What the exercise asks =
Show each line from the listing that includes the word "screenshot".

Raw records =

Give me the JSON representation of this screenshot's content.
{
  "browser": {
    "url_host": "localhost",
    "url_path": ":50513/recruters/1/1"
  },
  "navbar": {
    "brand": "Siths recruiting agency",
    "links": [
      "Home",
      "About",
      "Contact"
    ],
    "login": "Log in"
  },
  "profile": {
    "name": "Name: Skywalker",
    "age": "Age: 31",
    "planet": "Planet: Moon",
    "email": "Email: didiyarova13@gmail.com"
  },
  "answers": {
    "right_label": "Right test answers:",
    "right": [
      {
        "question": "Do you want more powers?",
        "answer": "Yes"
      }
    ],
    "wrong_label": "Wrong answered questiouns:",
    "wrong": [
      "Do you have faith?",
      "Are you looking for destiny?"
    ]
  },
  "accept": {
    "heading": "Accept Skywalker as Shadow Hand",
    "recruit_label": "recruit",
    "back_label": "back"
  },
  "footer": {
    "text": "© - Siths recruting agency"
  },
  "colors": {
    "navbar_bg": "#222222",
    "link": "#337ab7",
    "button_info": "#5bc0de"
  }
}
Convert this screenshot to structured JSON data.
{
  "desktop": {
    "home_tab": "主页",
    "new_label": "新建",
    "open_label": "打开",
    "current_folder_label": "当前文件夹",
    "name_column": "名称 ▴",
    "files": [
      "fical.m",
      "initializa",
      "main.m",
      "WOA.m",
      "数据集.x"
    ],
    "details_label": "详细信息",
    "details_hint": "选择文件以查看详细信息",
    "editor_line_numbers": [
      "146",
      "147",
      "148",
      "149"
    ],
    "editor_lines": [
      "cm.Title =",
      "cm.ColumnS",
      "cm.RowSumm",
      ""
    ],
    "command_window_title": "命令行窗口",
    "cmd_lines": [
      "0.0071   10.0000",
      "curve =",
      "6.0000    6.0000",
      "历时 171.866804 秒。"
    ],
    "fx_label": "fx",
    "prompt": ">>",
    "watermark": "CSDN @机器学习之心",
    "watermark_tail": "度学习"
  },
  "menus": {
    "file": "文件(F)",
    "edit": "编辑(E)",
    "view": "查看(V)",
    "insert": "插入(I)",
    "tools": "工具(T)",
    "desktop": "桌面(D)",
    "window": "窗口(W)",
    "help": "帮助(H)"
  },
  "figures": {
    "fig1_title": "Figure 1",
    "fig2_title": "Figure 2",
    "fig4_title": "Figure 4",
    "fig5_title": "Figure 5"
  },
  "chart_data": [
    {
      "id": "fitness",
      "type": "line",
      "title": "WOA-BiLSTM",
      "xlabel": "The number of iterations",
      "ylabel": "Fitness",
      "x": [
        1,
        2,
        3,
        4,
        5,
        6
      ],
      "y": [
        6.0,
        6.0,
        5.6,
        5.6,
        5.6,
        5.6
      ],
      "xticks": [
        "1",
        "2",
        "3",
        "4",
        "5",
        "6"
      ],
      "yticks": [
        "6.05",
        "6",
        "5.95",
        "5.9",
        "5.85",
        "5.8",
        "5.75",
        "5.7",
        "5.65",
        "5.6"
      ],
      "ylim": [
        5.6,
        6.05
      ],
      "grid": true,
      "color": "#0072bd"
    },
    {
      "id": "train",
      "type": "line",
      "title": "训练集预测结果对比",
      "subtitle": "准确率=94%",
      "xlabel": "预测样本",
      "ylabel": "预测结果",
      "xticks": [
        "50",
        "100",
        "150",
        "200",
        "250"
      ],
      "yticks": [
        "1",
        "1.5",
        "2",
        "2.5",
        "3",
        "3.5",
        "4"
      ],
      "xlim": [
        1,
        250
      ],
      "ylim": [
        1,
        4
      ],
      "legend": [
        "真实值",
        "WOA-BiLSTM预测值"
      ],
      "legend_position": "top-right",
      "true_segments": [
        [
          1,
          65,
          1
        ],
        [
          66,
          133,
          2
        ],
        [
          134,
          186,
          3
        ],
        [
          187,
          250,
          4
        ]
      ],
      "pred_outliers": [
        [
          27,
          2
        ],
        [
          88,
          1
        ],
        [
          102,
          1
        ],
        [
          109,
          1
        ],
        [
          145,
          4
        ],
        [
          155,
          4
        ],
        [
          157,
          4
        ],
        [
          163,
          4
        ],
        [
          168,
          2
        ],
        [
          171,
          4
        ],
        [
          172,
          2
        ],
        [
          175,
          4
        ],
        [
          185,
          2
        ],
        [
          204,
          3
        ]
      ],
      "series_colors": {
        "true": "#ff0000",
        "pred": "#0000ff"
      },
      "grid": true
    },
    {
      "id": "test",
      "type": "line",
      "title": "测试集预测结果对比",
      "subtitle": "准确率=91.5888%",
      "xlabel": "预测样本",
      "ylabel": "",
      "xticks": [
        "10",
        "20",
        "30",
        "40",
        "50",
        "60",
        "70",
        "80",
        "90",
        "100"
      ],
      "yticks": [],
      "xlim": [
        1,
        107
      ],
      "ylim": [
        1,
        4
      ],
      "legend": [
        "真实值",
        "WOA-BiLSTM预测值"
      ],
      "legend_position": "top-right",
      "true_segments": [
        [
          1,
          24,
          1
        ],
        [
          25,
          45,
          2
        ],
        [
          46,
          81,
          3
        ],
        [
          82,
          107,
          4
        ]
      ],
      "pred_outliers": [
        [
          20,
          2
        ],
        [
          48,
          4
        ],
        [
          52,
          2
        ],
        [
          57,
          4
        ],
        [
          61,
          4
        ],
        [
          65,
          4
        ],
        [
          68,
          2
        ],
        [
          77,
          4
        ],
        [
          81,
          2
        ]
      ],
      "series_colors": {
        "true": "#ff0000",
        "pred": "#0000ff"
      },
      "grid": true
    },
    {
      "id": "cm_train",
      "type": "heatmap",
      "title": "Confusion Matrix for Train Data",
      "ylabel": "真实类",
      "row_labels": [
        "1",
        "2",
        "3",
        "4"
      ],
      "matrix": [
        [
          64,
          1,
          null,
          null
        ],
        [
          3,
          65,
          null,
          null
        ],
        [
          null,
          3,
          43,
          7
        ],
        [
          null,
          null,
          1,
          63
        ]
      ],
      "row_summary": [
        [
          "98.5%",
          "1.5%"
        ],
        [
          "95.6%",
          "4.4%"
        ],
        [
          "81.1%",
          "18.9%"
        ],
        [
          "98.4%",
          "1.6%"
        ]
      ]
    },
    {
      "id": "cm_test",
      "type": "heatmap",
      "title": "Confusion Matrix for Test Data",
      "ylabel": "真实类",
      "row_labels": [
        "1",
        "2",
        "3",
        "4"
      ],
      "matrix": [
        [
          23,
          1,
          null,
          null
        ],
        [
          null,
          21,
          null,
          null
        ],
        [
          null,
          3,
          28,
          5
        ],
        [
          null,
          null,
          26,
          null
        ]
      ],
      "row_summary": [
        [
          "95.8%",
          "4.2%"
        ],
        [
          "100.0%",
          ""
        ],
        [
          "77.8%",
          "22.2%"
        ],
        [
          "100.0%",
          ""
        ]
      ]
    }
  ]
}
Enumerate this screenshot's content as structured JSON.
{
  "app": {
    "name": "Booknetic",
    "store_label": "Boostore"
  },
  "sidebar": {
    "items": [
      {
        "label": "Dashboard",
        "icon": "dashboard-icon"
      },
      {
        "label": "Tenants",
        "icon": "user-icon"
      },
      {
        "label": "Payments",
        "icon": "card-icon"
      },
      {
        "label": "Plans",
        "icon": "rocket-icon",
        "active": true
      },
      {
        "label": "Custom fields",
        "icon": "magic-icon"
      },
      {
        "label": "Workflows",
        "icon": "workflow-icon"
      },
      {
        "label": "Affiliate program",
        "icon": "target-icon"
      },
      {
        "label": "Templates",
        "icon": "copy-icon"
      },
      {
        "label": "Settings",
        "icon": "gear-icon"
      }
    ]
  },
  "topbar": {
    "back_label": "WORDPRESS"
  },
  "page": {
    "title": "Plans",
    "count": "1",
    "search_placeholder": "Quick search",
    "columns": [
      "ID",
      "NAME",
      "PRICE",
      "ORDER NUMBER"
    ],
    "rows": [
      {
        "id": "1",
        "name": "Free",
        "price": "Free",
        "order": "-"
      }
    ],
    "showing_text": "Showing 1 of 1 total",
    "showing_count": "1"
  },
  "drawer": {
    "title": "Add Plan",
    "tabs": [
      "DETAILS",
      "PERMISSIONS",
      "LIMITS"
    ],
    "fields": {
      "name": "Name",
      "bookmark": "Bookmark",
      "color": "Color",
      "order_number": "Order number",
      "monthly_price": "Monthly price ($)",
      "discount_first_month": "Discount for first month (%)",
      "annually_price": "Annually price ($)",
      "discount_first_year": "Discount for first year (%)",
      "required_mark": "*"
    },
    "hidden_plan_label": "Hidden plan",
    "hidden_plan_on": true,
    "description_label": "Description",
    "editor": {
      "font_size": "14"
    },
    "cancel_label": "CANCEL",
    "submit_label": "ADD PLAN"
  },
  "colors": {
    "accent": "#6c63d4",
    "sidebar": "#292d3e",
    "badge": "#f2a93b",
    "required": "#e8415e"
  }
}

Reply =
Give me the JSON representation of this screenshot's content.
Convert this screenshot to structured JSON data.
Enumerate this screenshot's content as structured JSON.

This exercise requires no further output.